> **Stored items**:

········

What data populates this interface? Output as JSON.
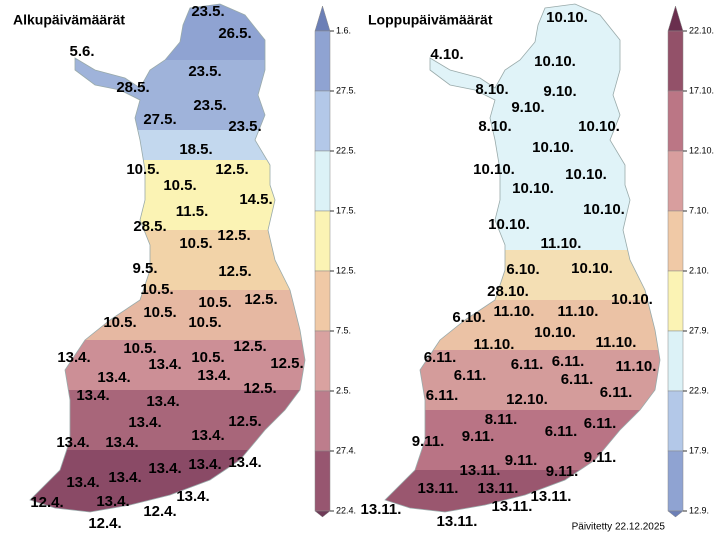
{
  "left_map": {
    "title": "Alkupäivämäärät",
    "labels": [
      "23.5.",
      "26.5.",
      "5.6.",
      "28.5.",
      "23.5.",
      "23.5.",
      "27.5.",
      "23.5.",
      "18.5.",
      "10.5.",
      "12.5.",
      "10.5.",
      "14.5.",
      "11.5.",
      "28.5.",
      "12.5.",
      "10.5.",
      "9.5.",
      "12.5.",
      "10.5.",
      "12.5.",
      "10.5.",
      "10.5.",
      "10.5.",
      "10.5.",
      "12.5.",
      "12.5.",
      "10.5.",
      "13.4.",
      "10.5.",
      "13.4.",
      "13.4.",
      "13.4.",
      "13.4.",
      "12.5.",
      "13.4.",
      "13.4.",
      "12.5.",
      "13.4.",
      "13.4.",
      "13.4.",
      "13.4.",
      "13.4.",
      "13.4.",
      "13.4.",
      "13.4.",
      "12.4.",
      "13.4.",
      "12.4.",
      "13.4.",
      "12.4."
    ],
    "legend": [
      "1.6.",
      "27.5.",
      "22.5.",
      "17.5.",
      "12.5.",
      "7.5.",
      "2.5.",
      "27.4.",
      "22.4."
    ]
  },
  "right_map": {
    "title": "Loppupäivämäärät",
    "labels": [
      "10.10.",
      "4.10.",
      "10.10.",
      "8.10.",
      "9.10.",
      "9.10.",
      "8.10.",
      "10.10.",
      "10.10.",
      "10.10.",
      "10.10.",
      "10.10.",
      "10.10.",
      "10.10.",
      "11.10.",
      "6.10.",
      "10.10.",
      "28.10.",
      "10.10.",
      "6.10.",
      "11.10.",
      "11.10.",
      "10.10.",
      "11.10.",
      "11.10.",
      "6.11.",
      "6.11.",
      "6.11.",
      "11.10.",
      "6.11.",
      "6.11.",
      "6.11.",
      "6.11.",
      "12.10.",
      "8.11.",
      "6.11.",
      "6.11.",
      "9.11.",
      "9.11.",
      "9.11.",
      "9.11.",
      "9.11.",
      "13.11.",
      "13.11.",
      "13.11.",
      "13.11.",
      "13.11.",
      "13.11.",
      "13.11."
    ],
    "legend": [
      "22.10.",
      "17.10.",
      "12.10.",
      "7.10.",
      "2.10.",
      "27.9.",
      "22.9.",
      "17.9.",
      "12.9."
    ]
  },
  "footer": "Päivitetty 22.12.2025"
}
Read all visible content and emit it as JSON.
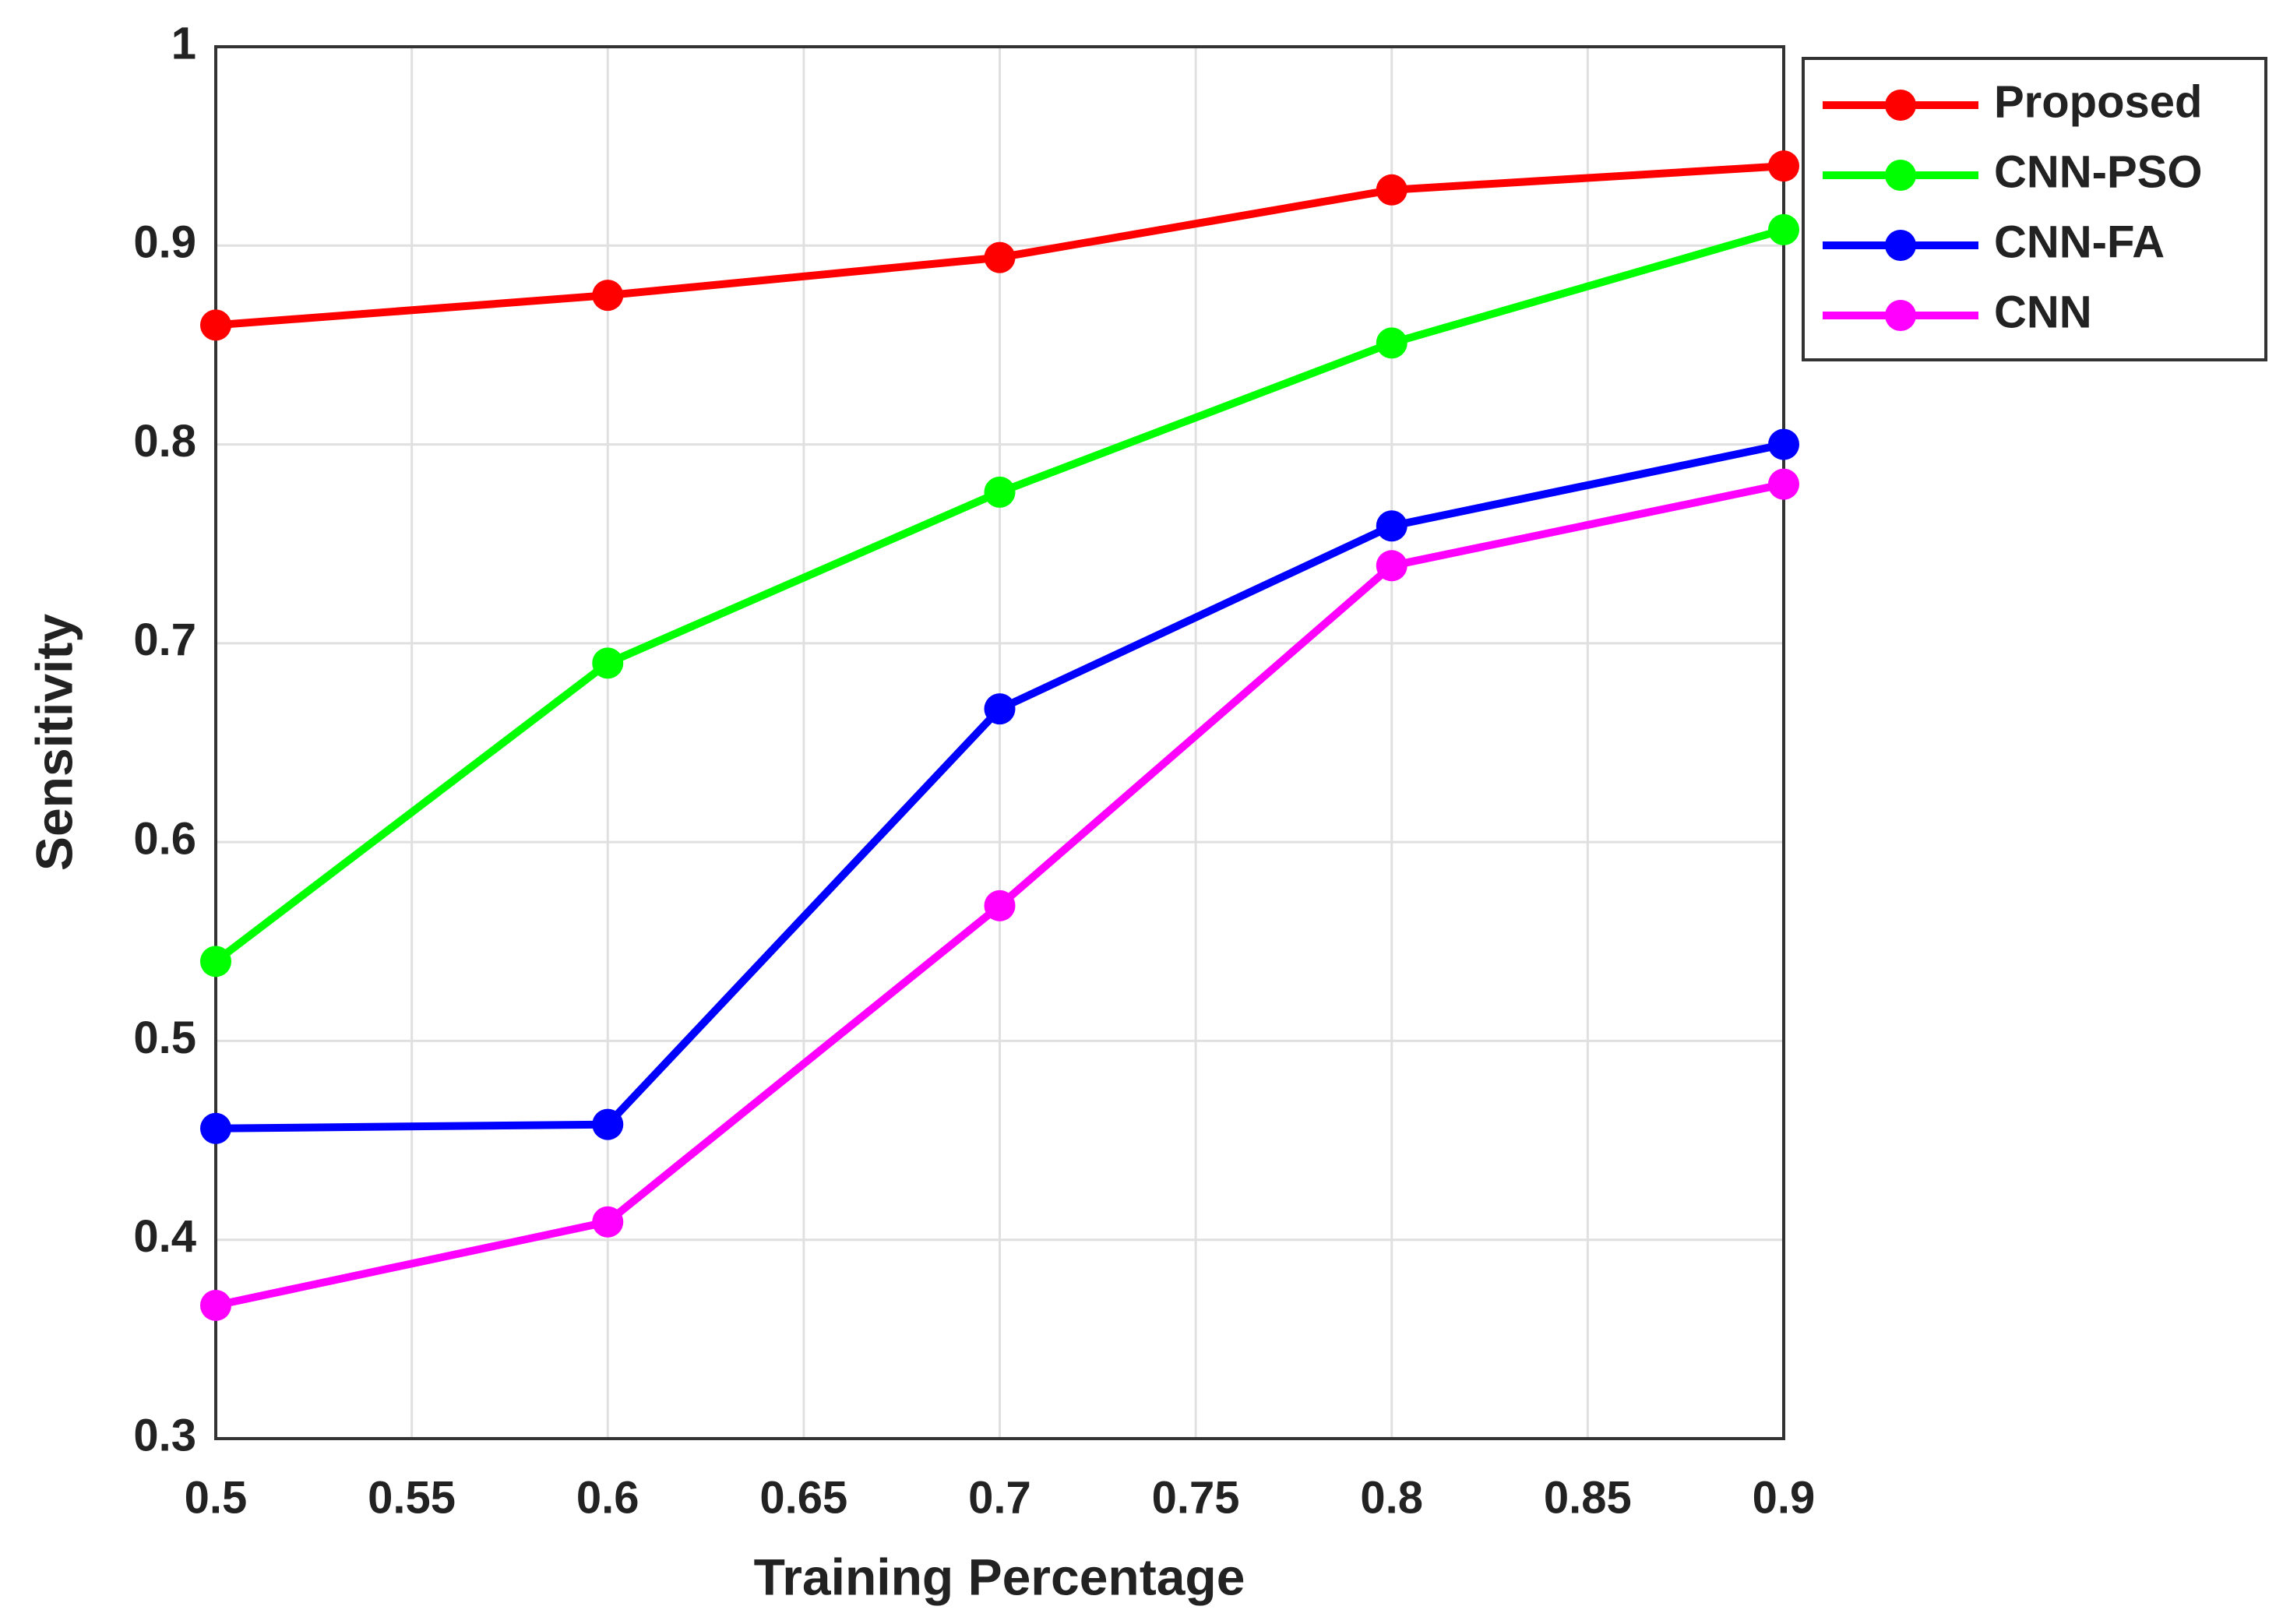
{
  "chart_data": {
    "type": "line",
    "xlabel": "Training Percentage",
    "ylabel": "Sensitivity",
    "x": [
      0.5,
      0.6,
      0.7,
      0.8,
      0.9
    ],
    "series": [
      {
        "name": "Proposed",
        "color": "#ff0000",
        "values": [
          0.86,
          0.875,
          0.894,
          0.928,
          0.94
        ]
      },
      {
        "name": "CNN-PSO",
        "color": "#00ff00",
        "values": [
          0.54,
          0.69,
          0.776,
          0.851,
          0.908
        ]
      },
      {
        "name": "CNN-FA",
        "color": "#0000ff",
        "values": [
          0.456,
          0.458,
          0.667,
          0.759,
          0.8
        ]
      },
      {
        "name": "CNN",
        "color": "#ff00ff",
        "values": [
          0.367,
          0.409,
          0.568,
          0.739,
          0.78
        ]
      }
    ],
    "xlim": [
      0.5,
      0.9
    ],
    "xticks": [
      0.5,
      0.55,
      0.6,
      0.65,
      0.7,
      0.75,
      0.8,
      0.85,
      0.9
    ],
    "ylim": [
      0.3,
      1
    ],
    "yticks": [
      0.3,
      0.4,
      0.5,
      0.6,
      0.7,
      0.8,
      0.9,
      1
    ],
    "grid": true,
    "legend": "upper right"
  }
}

········

> **Written instruction**: All the material shown above is to be copied exactly, with no pictures carried over.

> **Solution to this task**:
What data populates this interface? Output as JSON.
{
  "left_map": {
    "title": "Alkupäivämäärät",
    "labels": [
      "23.5.",
      "26.5.",
      "5.6.",
      "28.5.",
      "23.5.",
      "23.5.",
      "27.5.",
      "23.5.",
      "18.5.",
      "10.5.",
      "12.5.",
      "10.5.",
      "14.5.",
      "11.5.",
      "28.5.",
      "12.5.",
      "10.5.",
      "9.5.",
      "12.5.",
      "10.5.",
      "12.5.",
      "10.5.",
      "10.5.",
      "10.5.",
      "10.5.",
      "12.5.",
      "12.5.",
      "10.5.",
      "13.4.",
      "10.5.",
      "13.4.",
      "13.4.",
      "13.4.",
      "13.4.",
      "12.5.",
      "13.4.",
      "13.4.",
      "12.5.",
      "13.4.",
      "13.4.",
      "13.4.",
      "13.4.",
      "13.4.",
      "13.4.",
      "13.4.",
      "13.4.",
      "12.4.",
      "13.4.",
      "12.4.",
      "13.4.",
      "12.4."
    ],
    "legend": [
      "1.6.",
      "27.5.",
      "22.5.",
      "17.5.",
      "12.5.",
      "7.5.",
      "2.5.",
      "27.4.",
      "22.4."
    ]
  },
  "right_map": {
    "title": "Loppupäivämäärät",
    "labels": [
      "10.10.",
      "4.10.",
      "10.10.",
      "8.10.",
      "9.10.",
      "9.10.",
      "8.10.",
      "10.10.",
      "10.10.",
      "10.10.",
      "10.10.",
      "10.10.",
      "10.10.",
      "10.10.",
      "11.10.",
      "6.10.",
      "10.10.",
      "28.10.",
      "10.10.",
      "6.10.",
      "11.10.",
      "11.10.",
      "10.10.",
      "11.10.",
      "11.10.",
      "6.11.",
      "6.11.",
      "6.11.",
      "11.10.",
      "6.11.",
      "6.11.",
      "6.11.",
      "6.11.",
      "12.10.",
      "8.11.",
      "6.11.",
      "6.11.",
      "9.11.",
      "9.11.",
      "9.11.",
      "9.11.",
      "9.11.",
      "13.11.",
      "13.11.",
      "13.11.",
      "13.11.",
      "13.11.",
      "13.11.",
      "13.11."
    ],
    "legend": [
      "22.10.",
      "17.10.",
      "12.10.",
      "7.10.",
      "2.10.",
      "27.9.",
      "22.9.",
      "17.9.",
      "12.9."
    ]
  },
  "footer": "Päivitetty 22.12.2025"
}
Read all visible content and emit it as JSON.
{
  "chart_data": {
    "type": "line",
    "xlabel": "Training Percentage",
    "ylabel": "Sensitivity",
    "x": [
      0.5,
      0.6,
      0.7,
      0.8,
      0.9
    ],
    "series": [
      {
        "name": "Proposed",
        "color": "#ff0000",
        "values": [
          0.86,
          0.875,
          0.894,
          0.928,
          0.94
        ]
      },
      {
        "name": "CNN-PSO",
        "color": "#00ff00",
        "values": [
          0.54,
          0.69,
          0.776,
          0.851,
          0.908
        ]
      },
      {
        "name": "CNN-FA",
        "color": "#0000ff",
        "values": [
          0.456,
          0.458,
          0.667,
          0.759,
          0.8
        ]
      },
      {
        "name": "CNN",
        "color": "#ff00ff",
        "values": [
          0.367,
          0.409,
          0.568,
          0.739,
          0.78
        ]
      }
    ],
    "xlim": [
      0.5,
      0.9
    ],
    "xticks": [
      0.5,
      0.55,
      0.6,
      0.65,
      0.7,
      0.75,
      0.8,
      0.85,
      0.9
    ],
    "ylim": [
      0.3,
      1
    ],
    "yticks": [
      0.3,
      0.4,
      0.5,
      0.6,
      0.7,
      0.8,
      0.9,
      1
    ],
    "grid": true,
    "legend": "upper right"
  }
}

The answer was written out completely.